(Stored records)
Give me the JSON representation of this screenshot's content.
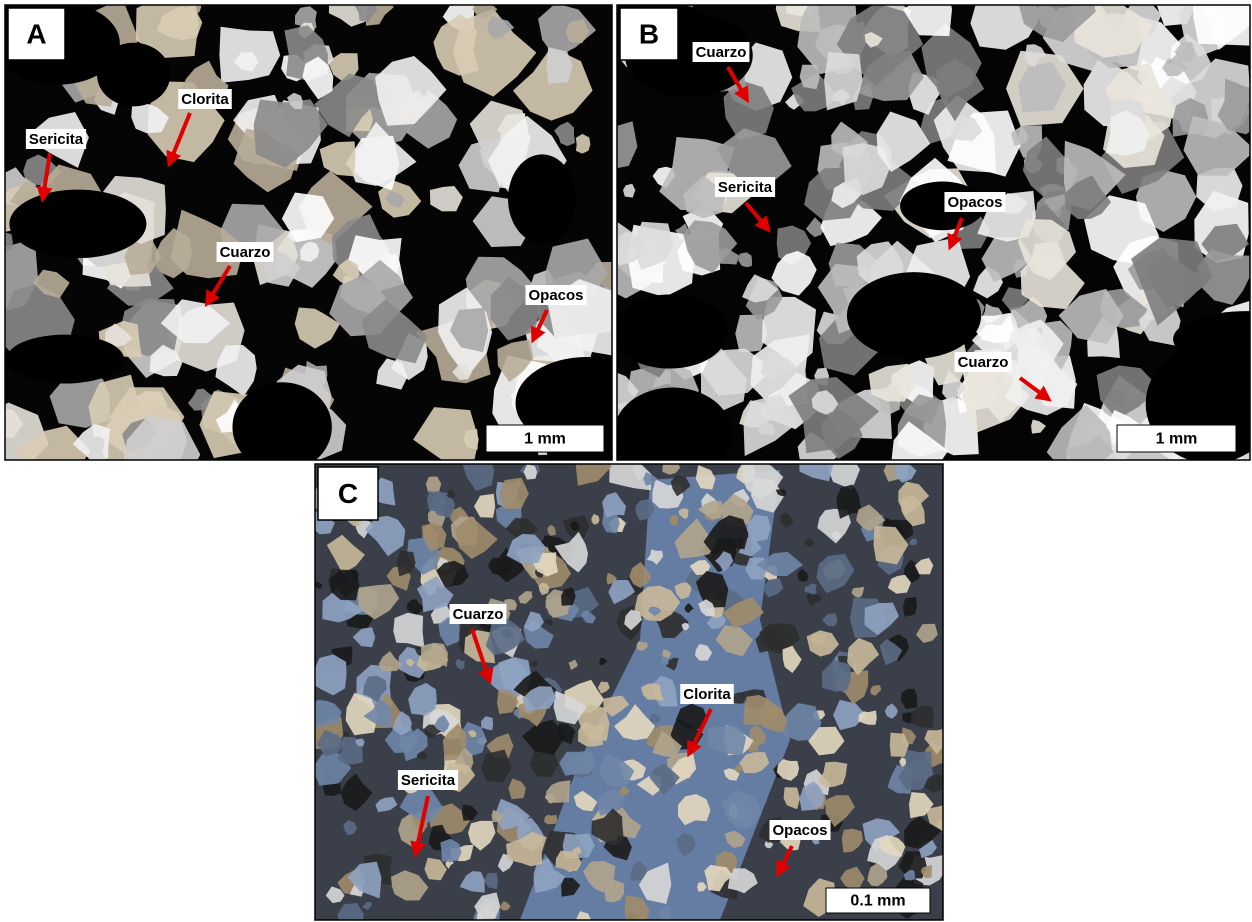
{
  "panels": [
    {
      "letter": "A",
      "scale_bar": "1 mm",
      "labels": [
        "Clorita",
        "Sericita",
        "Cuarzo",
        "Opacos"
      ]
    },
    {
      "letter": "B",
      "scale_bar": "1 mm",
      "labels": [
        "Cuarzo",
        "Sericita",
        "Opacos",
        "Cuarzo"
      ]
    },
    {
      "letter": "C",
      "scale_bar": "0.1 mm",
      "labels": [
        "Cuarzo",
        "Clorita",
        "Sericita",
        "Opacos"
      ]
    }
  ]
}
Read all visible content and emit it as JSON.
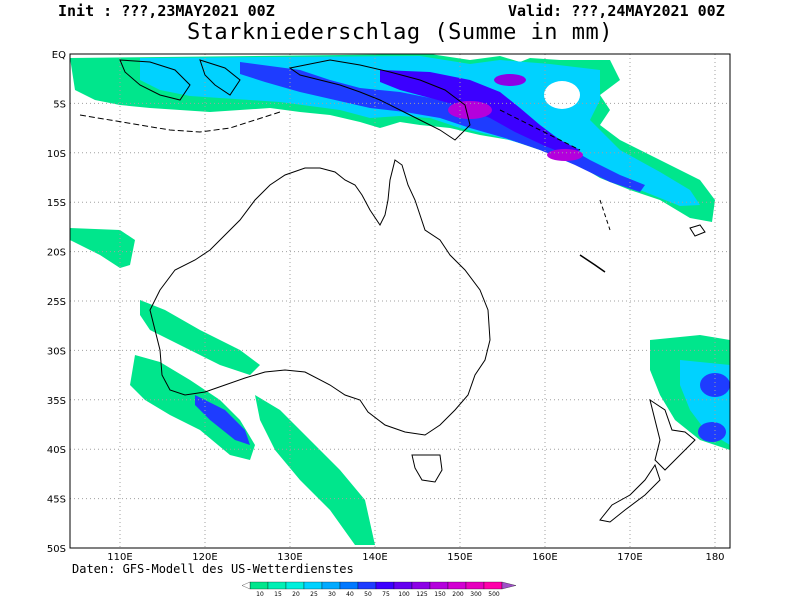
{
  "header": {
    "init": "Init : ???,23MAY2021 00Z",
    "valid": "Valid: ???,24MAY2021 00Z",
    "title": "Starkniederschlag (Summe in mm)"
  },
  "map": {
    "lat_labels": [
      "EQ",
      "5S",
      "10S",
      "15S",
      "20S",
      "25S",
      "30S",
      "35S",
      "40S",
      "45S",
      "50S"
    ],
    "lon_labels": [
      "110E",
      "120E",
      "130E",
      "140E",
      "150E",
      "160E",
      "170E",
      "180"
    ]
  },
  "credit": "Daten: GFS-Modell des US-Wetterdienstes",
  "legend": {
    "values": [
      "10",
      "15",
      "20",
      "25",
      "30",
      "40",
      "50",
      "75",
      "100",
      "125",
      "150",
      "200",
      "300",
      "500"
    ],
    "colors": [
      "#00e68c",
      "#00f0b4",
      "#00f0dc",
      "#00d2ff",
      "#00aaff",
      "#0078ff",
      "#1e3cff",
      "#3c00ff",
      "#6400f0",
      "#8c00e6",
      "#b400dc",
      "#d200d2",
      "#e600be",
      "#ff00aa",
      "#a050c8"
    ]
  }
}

# EXERCISE
Copy all the records above exactly, but leave out the pictures.

# ANSWER FOR THIS EXERCISE
Give me the JSON representation of this screenshot's content.
{
  "panels": [
    {
      "letter": "A",
      "scale_bar": "1 mm",
      "labels": [
        "Clorita",
        "Sericita",
        "Cuarzo",
        "Opacos"
      ]
    },
    {
      "letter": "B",
      "scale_bar": "1 mm",
      "labels": [
        "Cuarzo",
        "Sericita",
        "Opacos",
        "Cuarzo"
      ]
    },
    {
      "letter": "C",
      "scale_bar": "0.1 mm",
      "labels": [
        "Cuarzo",
        "Clorita",
        "Sericita",
        "Opacos"
      ]
    }
  ]
}
Read all visible content and emit it as JSON.
{
  "header": {
    "init": "Init : ???,23MAY2021 00Z",
    "valid": "Valid: ???,24MAY2021 00Z",
    "title": "Starkniederschlag (Summe in mm)"
  },
  "map": {
    "lat_labels": [
      "EQ",
      "5S",
      "10S",
      "15S",
      "20S",
      "25S",
      "30S",
      "35S",
      "40S",
      "45S",
      "50S"
    ],
    "lon_labels": [
      "110E",
      "120E",
      "130E",
      "140E",
      "150E",
      "160E",
      "170E",
      "180"
    ]
  },
  "credit": "Daten: GFS-Modell des US-Wetterdienstes",
  "legend": {
    "values": [
      "10",
      "15",
      "20",
      "25",
      "30",
      "40",
      "50",
      "75",
      "100",
      "125",
      "150",
      "200",
      "300",
      "500"
    ],
    "colors": [
      "#00e68c",
      "#00f0b4",
      "#00f0dc",
      "#00d2ff",
      "#00aaff",
      "#0078ff",
      "#1e3cff",
      "#3c00ff",
      "#6400f0",
      "#8c00e6",
      "#b400dc",
      "#d200d2",
      "#e600be",
      "#ff00aa",
      "#a050c8"
    ]
  }
}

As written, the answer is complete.